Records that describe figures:
□ □ □
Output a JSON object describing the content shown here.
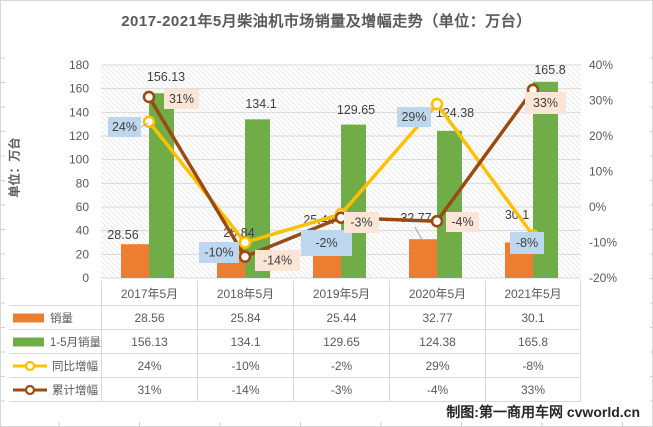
{
  "title": "2017-2021年5月柴油机市场销量及增幅走势（单位：万台）",
  "credit": "制图:第一商用车网 cvworld.cn",
  "colors": {
    "monthly_bar": "#ED7D31",
    "cumulative_bar": "#70AD47",
    "yoy_line": "#FFC000",
    "cum_growth_line": "#9A4B13",
    "yoy_label_bg": "#BDD7EE",
    "cum_label_bg": "#FBE5D6",
    "gridline": "#d9d9d9",
    "axis_text": "#595959",
    "data_label_text": "#404040"
  },
  "chart_data": {
    "type": "bar+line combo",
    "title": "2017-2021年5月柴油机市场销量及增幅走势（单位：万台）",
    "categories": [
      "2017年5月",
      "2018年5月",
      "2019年5月",
      "2020年5月",
      "2021年5月"
    ],
    "series": [
      {
        "name": "销量",
        "type": "bar",
        "axis": "left",
        "color": "#ED7D31",
        "values": [
          28.56,
          25.84,
          25.44,
          32.77,
          30.1
        ],
        "labels": [
          "28.56",
          "25.84",
          "25.44",
          "32.77",
          "30.1"
        ]
      },
      {
        "name": "1-5月销量",
        "type": "bar",
        "axis": "left",
        "color": "#70AD47",
        "values": [
          156.13,
          134.1,
          129.65,
          124.38,
          165.8
        ],
        "labels": [
          "156.13",
          "134.1",
          "129.65",
          "124.38",
          "165.8"
        ]
      },
      {
        "name": "同比增幅",
        "type": "line",
        "axis": "right",
        "color": "#FFC000",
        "label_bg": "#BDD7EE",
        "values": [
          24,
          -10,
          -2,
          29,
          -8
        ],
        "labels": [
          "24%",
          "-10%",
          "-2%",
          "29%",
          "-8%"
        ]
      },
      {
        "name": "累计增幅",
        "type": "line",
        "axis": "right",
        "color": "#9A4B13",
        "label_bg": "#FBE5D6",
        "values": [
          31,
          -14,
          -3,
          -4,
          33
        ],
        "labels": [
          "31%",
          "-14%",
          "-3%",
          "-4%",
          "33%"
        ]
      }
    ],
    "left_axis": {
      "title": "单位：万台",
      "min": 0,
      "max": 180,
      "step": 20,
      "ticks": [
        "180",
        "160",
        "140",
        "120",
        "100",
        "80",
        "60",
        "40",
        "20",
        "0"
      ]
    },
    "right_axis": {
      "min": -20,
      "max": 40,
      "step": 10,
      "ticks": [
        "40%",
        "30%",
        "20%",
        "10%",
        "0%",
        "-10%",
        "-20%"
      ]
    },
    "grid": true,
    "plot_background": "diagonal-hatch",
    "legend_position": "data-table-left"
  }
}
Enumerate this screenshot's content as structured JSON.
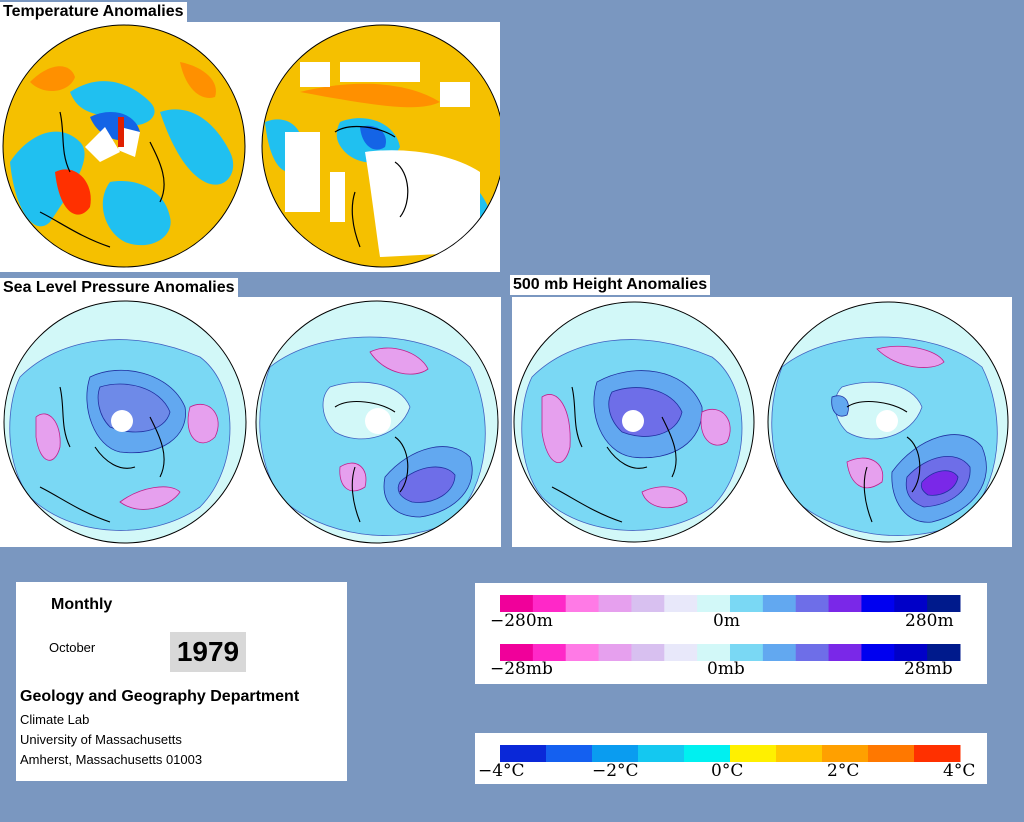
{
  "titles": {
    "temperature": "Temperature Anomalies",
    "slp": "Sea Level Pressure Anomalies",
    "height": "500 mb Height Anomalies"
  },
  "info": {
    "period": "Monthly",
    "month": "October",
    "year": "1979",
    "department": "Geology and Geography Department",
    "lab": "Climate Lab",
    "university": "University of Massachusetts",
    "address": "Amherst, Massachusetts 01003"
  },
  "height_scale": {
    "left": "−280m",
    "mid": "0m",
    "right": "280m"
  },
  "pressure_scale": {
    "left": "−28mb",
    "mid": "0mb",
    "right": "28mb"
  },
  "temp_scale": {
    "l1": "−4°C",
    "l2": "−2°C",
    "mid": "0°C",
    "r1": "2°C",
    "r2": "4°C"
  },
  "colors": {
    "anom_scale": [
      "#f0009a",
      "#ff28c8",
      "#ff7ae6",
      "#e6a0ee",
      "#d8c0f0",
      "#e8e8fa",
      "#d2f8f8",
      "#7ad8f4",
      "#62a8f0",
      "#6e6ee8",
      "#7a28e8",
      "#0000f0",
      "#0000c8",
      "#001a8c"
    ],
    "temp_scale": [
      "#0a28d8",
      "#1460f0",
      "#0a9cf0",
      "#14c8f0",
      "#00f0f0",
      "#fff000",
      "#ffc800",
      "#ffa000",
      "#ff7800",
      "#ff3000"
    ]
  }
}
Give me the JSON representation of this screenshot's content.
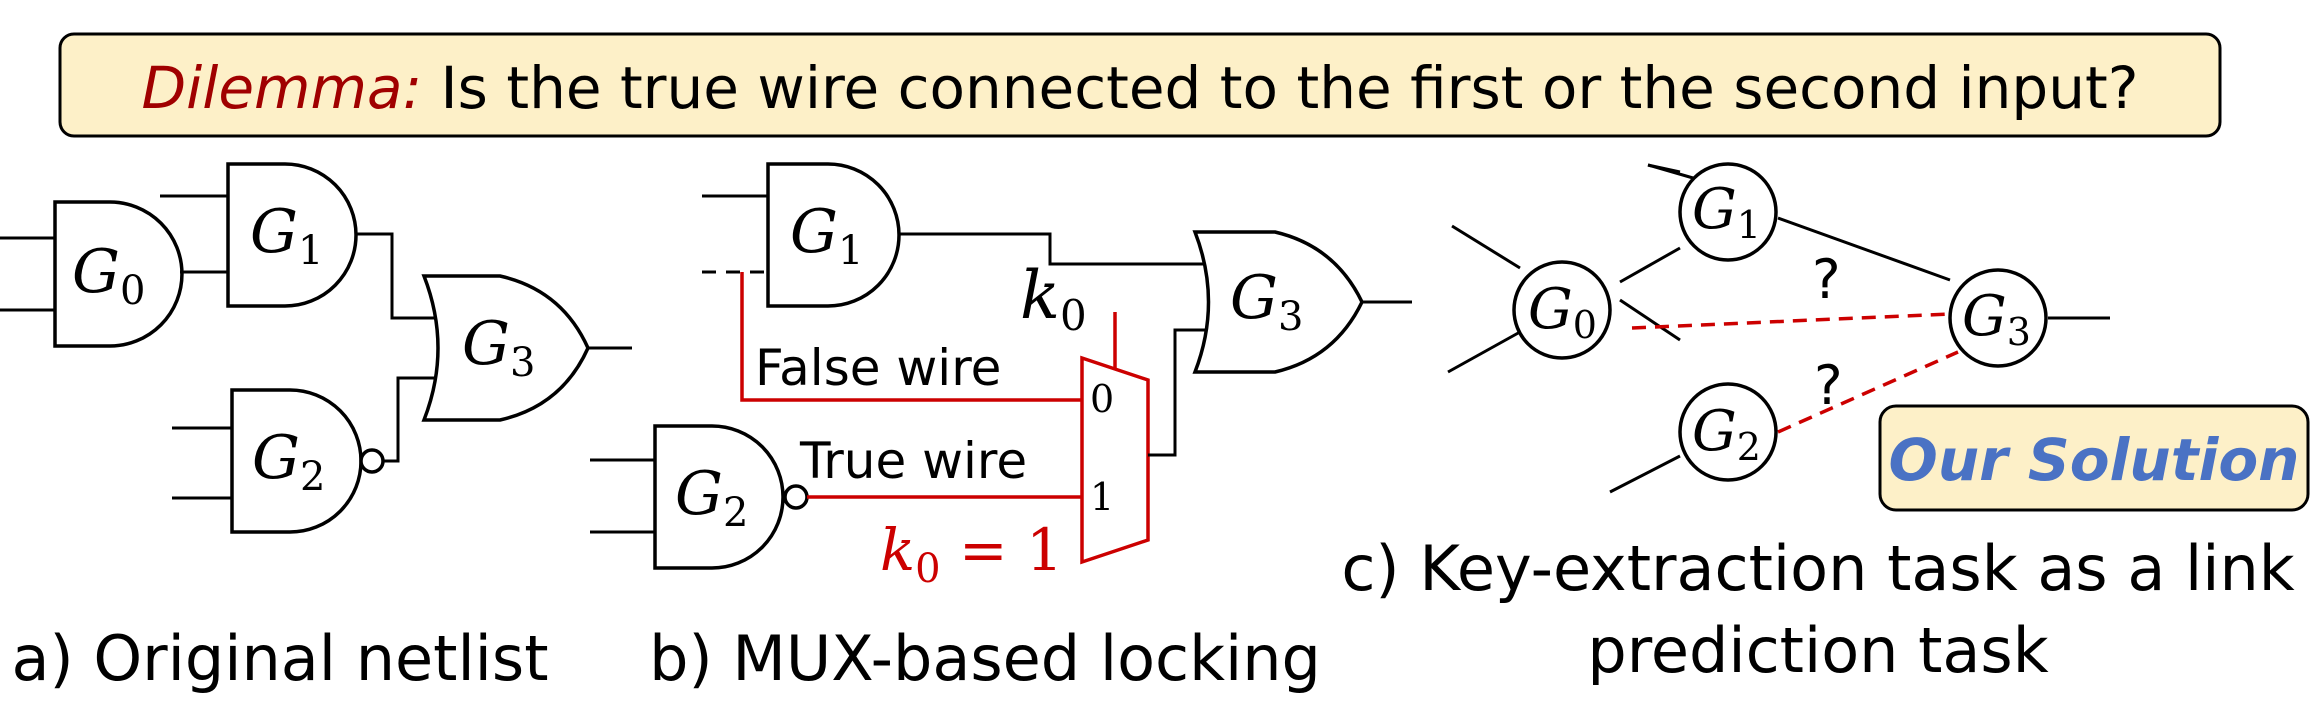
{
  "banner": {
    "prefix": "Dilemma:",
    "question": " Is the true wire connected to the first or the second input?",
    "prefix_color": "#a00000",
    "background": "#fdf0c8"
  },
  "panel_a": {
    "gates": {
      "g0": "G",
      "g0_sub": "0",
      "g1": "G",
      "g1_sub": "1",
      "g2": "G",
      "g2_sub": "2",
      "g3": "G",
      "g3_sub": "3"
    },
    "caption": "a) Original netlist"
  },
  "panel_b": {
    "gates": {
      "g1": "G",
      "g1_sub": "1",
      "g2": "G",
      "g2_sub": "2",
      "g3": "G",
      "g3_sub": "3"
    },
    "key_label": "k",
    "key_sub": "0",
    "false_wire": "False wire",
    "true_wire": "True wire",
    "mux_in0": "0",
    "mux_in1": "1",
    "key_value_k": "k",
    "key_value_sub": "0",
    "key_value_rest": " = 1",
    "red_color": "#cc0000",
    "caption": "b) MUX-based locking"
  },
  "panel_c": {
    "nodes": {
      "g0": "G",
      "g0_sub": "0",
      "g1": "G",
      "g1_sub": "1",
      "g2": "G",
      "g2_sub": "2",
      "g3": "G",
      "g3_sub": "3"
    },
    "question_mark_1": "?",
    "question_mark_2": "?",
    "caption_line1": "c) Key-extraction task as a link",
    "caption_line2": "prediction task"
  },
  "solution_box": {
    "label": "Our Solution",
    "text_color": "#4a72c4",
    "background": "#fdf0c8"
  }
}
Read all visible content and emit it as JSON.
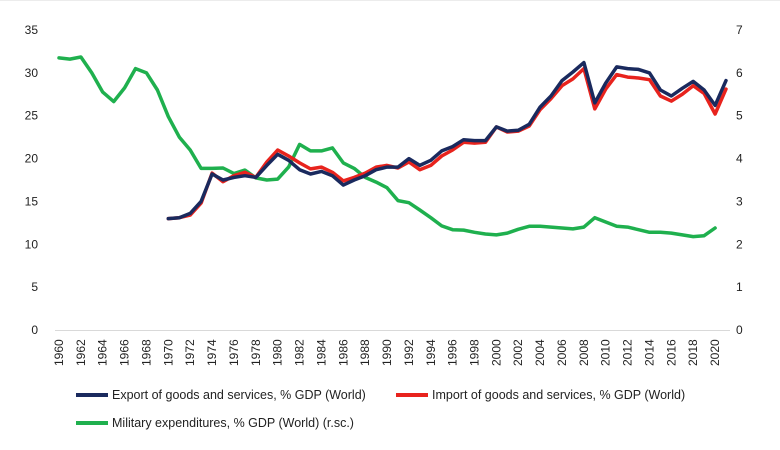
□ □ □
### What the task asks
Copy all the lines of data exactly as they appear, dropping any images.

### Solution below
Output a JSON object describing the content shown here.
{
  "title": "2017-2021年5月柴油机市场销量及增幅走势（单位：万台）",
  "credit": "制图:第一商用车网 cvworld.cn",
  "colors": {
    "monthly_bar": "#ED7D31",
    "cumulative_bar": "#70AD47",
    "yoy_line": "#FFC000",
    "cum_growth_line": "#9A4B13",
    "yoy_label_bg": "#BDD7EE",
    "cum_label_bg": "#FBE5D6",
    "gridline": "#d9d9d9",
    "axis_text": "#595959",
    "data_label_text": "#404040"
  },
  "chart_data": {
    "type": "bar+line combo",
    "title": "2017-2021年5月柴油机市场销量及增幅走势（单位：万台）",
    "categories": [
      "2017年5月",
      "2018年5月",
      "2019年5月",
      "2020年5月",
      "2021年5月"
    ],
    "series": [
      {
        "name": "销量",
        "type": "bar",
        "axis": "left",
        "color": "#ED7D31",
        "values": [
          28.56,
          25.84,
          25.44,
          32.77,
          30.1
        ],
        "labels": [
          "28.56",
          "25.84",
          "25.44",
          "32.77",
          "30.1"
        ]
      },
      {
        "name": "1-5月销量",
        "type": "bar",
        "axis": "left",
        "color": "#70AD47",
        "values": [
          156.13,
          134.1,
          129.65,
          124.38,
          165.8
        ],
        "labels": [
          "156.13",
          "134.1",
          "129.65",
          "124.38",
          "165.8"
        ]
      },
      {
        "name": "同比增幅",
        "type": "line",
        "axis": "right",
        "color": "#FFC000",
        "label_bg": "#BDD7EE",
        "values": [
          24,
          -10,
          -2,
          29,
          -8
        ],
        "labels": [
          "24%",
          "-10%",
          "-2%",
          "29%",
          "-8%"
        ]
      },
      {
        "name": "累计增幅",
        "type": "line",
        "axis": "right",
        "color": "#9A4B13",
        "label_bg": "#FBE5D6",
        "values": [
          31,
          -14,
          -3,
          -4,
          33
        ],
        "labels": [
          "31%",
          "-14%",
          "-3%",
          "-4%",
          "33%"
        ]
      }
    ],
    "left_axis": {
      "title": "单位：万台",
      "min": 0,
      "max": 180,
      "step": 20,
      "ticks": [
        "180",
        "160",
        "140",
        "120",
        "100",
        "80",
        "60",
        "40",
        "20",
        "0"
      ]
    },
    "right_axis": {
      "min": -20,
      "max": 40,
      "step": 10,
      "ticks": [
        "40%",
        "30%",
        "20%",
        "10%",
        "0%",
        "-10%",
        "-20%"
      ]
    },
    "grid": true,
    "plot_background": "diagonal-hatch",
    "legend_position": "data-table-left"
  }
}
Enumerate this screenshot's content as structured JSON.
{
  "titles": {
    "temperature": "Temperature Anomalies",
    "slp": "Sea Level Pressure Anomalies",
    "height": "500 mb Height Anomalies"
  },
  "info": {
    "period": "Monthly",
    "month": "October",
    "year": "1979",
    "department": "Geology and Geography Department",
    "lab": "Climate Lab",
    "university": "University of Massachusetts",
    "address": "Amherst, Massachusetts 01003"
  },
  "height_scale": {
    "left": "−280m",
    "mid": "0m",
    "right": "280m"
  },
  "pressure_scale": {
    "left": "−28mb",
    "mid": "0mb",
    "right": "28mb"
  },
  "temp_scale": {
    "l1": "−4°C",
    "l2": "−2°C",
    "mid": "0°C",
    "r1": "2°C",
    "r2": "4°C"
  },
  "colors": {
    "anom_scale": [
      "#f0009a",
      "#ff28c8",
      "#ff7ae6",
      "#e6a0ee",
      "#d8c0f0",
      "#e8e8fa",
      "#d2f8f8",
      "#7ad8f4",
      "#62a8f0",
      "#6e6ee8",
      "#7a28e8",
      "#0000f0",
      "#0000c8",
      "#001a8c"
    ],
    "temp_scale": [
      "#0a28d8",
      "#1460f0",
      "#0a9cf0",
      "#14c8f0",
      "#00f0f0",
      "#fff000",
      "#ffc800",
      "#ffa000",
      "#ff7800",
      "#ff3000"
    ]
  }
}
Give me the JSON representation of this screenshot's content.
{
  "banner": {
    "prefix": "Dilemma:",
    "question": " Is the true wire connected to the first or the second input?",
    "prefix_color": "#a00000",
    "background": "#fdf0c8"
  },
  "panel_a": {
    "gates": {
      "g0": "G",
      "g0_sub": "0",
      "g1": "G",
      "g1_sub": "1",
      "g2": "G",
      "g2_sub": "2",
      "g3": "G",
      "g3_sub": "3"
    },
    "caption": "a) Original netlist"
  },
  "panel_b": {
    "gates": {
      "g1": "G",
      "g1_sub": "1",
      "g2": "G",
      "g2_sub": "2",
      "g3": "G",
      "g3_sub": "3"
    },
    "key_label": "k",
    "key_sub": "0",
    "false_wire": "False wire",
    "true_wire": "True wire",
    "mux_in0": "0",
    "mux_in1": "1",
    "key_value_k": "k",
    "key_value_sub": "0",
    "key_value_rest": " = 1",
    "red_color": "#cc0000",
    "caption": "b) MUX-based locking"
  },
  "panel_c": {
    "nodes": {
      "g0": "G",
      "g0_sub": "0",
      "g1": "G",
      "g1_sub": "1",
      "g2": "G",
      "g2_sub": "2",
      "g3": "G",
      "g3_sub": "3"
    },
    "question_mark_1": "?",
    "question_mark_2": "?",
    "caption_line1": "c) Key-extraction task as a link",
    "caption_line2": "prediction task"
  },
  "solution_box": {
    "label": "Our Solution",
    "text_color": "#4a72c4",
    "background": "#fdf0c8"
  }
}
Read all visible content and emit it as JSON.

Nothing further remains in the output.